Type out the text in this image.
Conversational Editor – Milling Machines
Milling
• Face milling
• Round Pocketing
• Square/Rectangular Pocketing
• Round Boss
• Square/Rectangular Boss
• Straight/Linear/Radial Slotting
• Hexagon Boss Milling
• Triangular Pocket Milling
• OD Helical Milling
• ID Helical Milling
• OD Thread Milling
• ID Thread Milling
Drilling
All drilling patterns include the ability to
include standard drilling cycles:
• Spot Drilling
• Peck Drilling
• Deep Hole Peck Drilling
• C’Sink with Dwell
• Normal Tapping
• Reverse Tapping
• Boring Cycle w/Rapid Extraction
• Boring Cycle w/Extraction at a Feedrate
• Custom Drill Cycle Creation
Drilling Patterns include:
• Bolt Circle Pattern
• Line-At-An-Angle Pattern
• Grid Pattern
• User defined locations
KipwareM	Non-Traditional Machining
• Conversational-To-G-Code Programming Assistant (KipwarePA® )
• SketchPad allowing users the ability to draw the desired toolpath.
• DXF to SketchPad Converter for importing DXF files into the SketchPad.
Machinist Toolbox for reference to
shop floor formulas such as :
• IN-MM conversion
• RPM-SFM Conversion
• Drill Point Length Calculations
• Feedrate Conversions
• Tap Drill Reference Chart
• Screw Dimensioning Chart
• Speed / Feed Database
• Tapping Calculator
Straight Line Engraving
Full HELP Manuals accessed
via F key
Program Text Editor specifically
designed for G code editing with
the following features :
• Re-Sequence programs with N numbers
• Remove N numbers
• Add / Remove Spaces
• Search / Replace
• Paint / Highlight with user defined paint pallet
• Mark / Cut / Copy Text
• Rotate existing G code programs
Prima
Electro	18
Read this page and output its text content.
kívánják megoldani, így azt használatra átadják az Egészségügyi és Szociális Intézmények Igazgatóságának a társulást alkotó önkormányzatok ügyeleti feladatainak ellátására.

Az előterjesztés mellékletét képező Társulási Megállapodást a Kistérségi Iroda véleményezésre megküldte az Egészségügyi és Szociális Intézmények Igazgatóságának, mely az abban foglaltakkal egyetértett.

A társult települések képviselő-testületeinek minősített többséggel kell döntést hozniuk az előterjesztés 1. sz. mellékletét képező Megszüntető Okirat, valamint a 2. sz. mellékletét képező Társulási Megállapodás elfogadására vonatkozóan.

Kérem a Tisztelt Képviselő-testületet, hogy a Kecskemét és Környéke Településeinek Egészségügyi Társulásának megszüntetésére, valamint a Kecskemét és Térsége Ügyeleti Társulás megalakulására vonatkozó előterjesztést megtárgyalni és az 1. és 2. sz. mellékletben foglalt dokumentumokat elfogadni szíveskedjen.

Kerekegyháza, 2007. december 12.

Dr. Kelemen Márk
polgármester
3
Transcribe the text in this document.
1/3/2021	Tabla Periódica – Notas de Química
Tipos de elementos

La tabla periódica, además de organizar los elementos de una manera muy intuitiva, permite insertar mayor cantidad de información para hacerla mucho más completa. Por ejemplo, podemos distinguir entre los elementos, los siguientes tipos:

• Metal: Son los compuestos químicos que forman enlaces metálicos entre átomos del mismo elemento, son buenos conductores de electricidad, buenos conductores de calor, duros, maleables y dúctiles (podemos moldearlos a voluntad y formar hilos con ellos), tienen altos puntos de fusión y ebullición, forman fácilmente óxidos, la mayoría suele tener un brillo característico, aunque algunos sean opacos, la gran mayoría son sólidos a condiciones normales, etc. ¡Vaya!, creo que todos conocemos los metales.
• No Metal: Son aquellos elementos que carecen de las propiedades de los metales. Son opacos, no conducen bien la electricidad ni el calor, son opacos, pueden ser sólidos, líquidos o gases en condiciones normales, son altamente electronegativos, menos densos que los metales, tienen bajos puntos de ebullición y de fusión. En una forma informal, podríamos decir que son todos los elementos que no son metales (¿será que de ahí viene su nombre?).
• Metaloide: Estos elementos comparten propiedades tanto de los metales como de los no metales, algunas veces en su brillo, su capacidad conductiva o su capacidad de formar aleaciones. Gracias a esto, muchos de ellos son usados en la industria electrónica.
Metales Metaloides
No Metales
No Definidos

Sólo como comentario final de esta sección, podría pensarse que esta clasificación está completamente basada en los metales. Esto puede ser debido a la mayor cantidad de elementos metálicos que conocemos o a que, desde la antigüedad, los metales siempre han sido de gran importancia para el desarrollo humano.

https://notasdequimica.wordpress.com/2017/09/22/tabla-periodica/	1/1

- [Problem requirements]: Each record above must be given again exactly.

- [Output of the exercise]:
Type out the text in this image.
Conversational Editor – Milling Machines
Milling
• Face milling
• Round Pocketing
• Square/Rectangular Pocketing
• Round Boss
• Square/Rectangular Boss
• Straight/Linear/Radial Slotting
• Hexagon Boss Milling
• Triangular Pocket Milling
• OD Helical Milling
• ID Helical Milling
• OD Thread Milling
• ID Thread Milling
Drilling
All drilling patterns include the ability to
include standard drilling cycles:
• Spot Drilling
• Peck Drilling
• Deep Hole Peck Drilling
• C’Sink with Dwell
• Normal Tapping
• Reverse Tapping
• Boring Cycle w/Rapid Extraction
• Boring Cycle w/Extraction at a Feedrate
• Custom Drill Cycle Creation
Drilling Patterns include:
• Bolt Circle Pattern
• Line-At-An-Angle Pattern
• Grid Pattern
• User defined locations
KipwareM	Non-Traditional Machining
• Conversational-To-G-Code Programming Assistant (KipwarePA® )
• SketchPad allowing users the ability to draw the desired toolpath.
• DXF to SketchPad Converter for importing DXF files into the SketchPad.
Machinist Toolbox for reference to
shop floor formulas such as :
• IN-MM conversion
• RPM-SFM Conversion
• Drill Point Length Calculations
• Feedrate Conversions
• Tap Drill Reference Chart
• Screw Dimensioning Chart
• Speed / Feed Database
• Tapping Calculator
Straight Line Engraving
Full HELP Manuals accessed
via F key
Program Text Editor specifically
designed for G code editing with
the following features :
• Re-Sequence programs with N numbers
• Remove N numbers
• Add / Remove Spaces
• Search / Replace
• Paint / Highlight with user defined paint pallet
• Mark / Cut / Copy Text
• Rotate existing G code programs
Prima
Electro	18
Read this page and output its text content.
kívánják megoldani, így azt használatra átadják az Egészségügyi és Szociális Intézmények Igazgatóságának a társulást alkotó önkormányzatok ügyeleti feladatainak ellátására.

Az előterjesztés mellékletét képező Társulási Megállapodást a Kistérségi Iroda véleményezésre megküldte az Egészségügyi és Szociális Intézmények Igazgatóságának, mely az abban foglaltakkal egyetértett.

A társult települések képviselő-testületeinek minősített többséggel kell döntést hozniuk az előterjesztés 1. sz. mellékletét képező Megszüntető Okirat, valamint a 2. sz. mellékletét képező Társulási Megállapodás elfogadására vonatkozóan.

Kérem a Tisztelt Képviselő-testületet, hogy a Kecskemét és Környéke Településeinek Egészségügyi Társulásának megszüntetésére, valamint a Kecskemét és Térsége Ügyeleti Társulás megalakulására vonatkozó előterjesztést megtárgyalni és az 1. és 2. sz. mellékletben foglalt dokumentumokat elfogadni szíveskedjen.

Kerekegyháza, 2007. december 12.

Dr. Kelemen Márk
polgármester
3
Transcribe the text in this document.
1/3/2021	Tabla Periódica – Notas de Química
Tipos de elementos

La tabla periódica, además de organizar los elementos de una manera muy intuitiva, permite insertar mayor cantidad de información para hacerla mucho más completa. Por ejemplo, podemos distinguir entre los elementos, los siguientes tipos:

• Metal: Son los compuestos químicos que forman enlaces metálicos entre átomos del mismo elemento, son buenos conductores de electricidad, buenos conductores de calor, duros, maleables y dúctiles (podemos moldearlos a voluntad y formar hilos con ellos), tienen altos puntos de fusión y ebullición, forman fácilmente óxidos, la mayoría suele tener un brillo característico, aunque algunos sean opacos, la gran mayoría son sólidos a condiciones normales, etc. ¡Vaya!, creo que todos conocemos los metales.
• No Metal: Son aquellos elementos que carecen de las propiedades de los metales. Son opacos, no conducen bien la electricidad ni el calor, son opacos, pueden ser sólidos, líquidos o gases en condiciones normales, son altamente electronegativos, menos densos que los metales, tienen bajos puntos de ebullición y de fusión. En una forma informal, podríamos decir que son todos los elementos que no son metales (¿será que de ahí viene su nombre?).
• Metaloide: Estos elementos comparten propiedades tanto de los metales como de los no metales, algunas veces en su brillo, su capacidad conductiva o su capacidad de formar aleaciones. Gracias a esto, muchos de ellos son usados en la industria electrónica.
Metales Metaloides
No Metales
No Definidos

Sólo como comentario final de esta sección, podría pensarse que esta clasificación está completamente basada en los metales. Esto puede ser debido a la mayor cantidad de elementos metálicos que conocemos o a que, desde la antigüedad, los metales siempre han sido de gran importancia para el desarrollo humano.

https://notasdequimica.wordpress.com/2017/09/22/tabla-periodica/	1/1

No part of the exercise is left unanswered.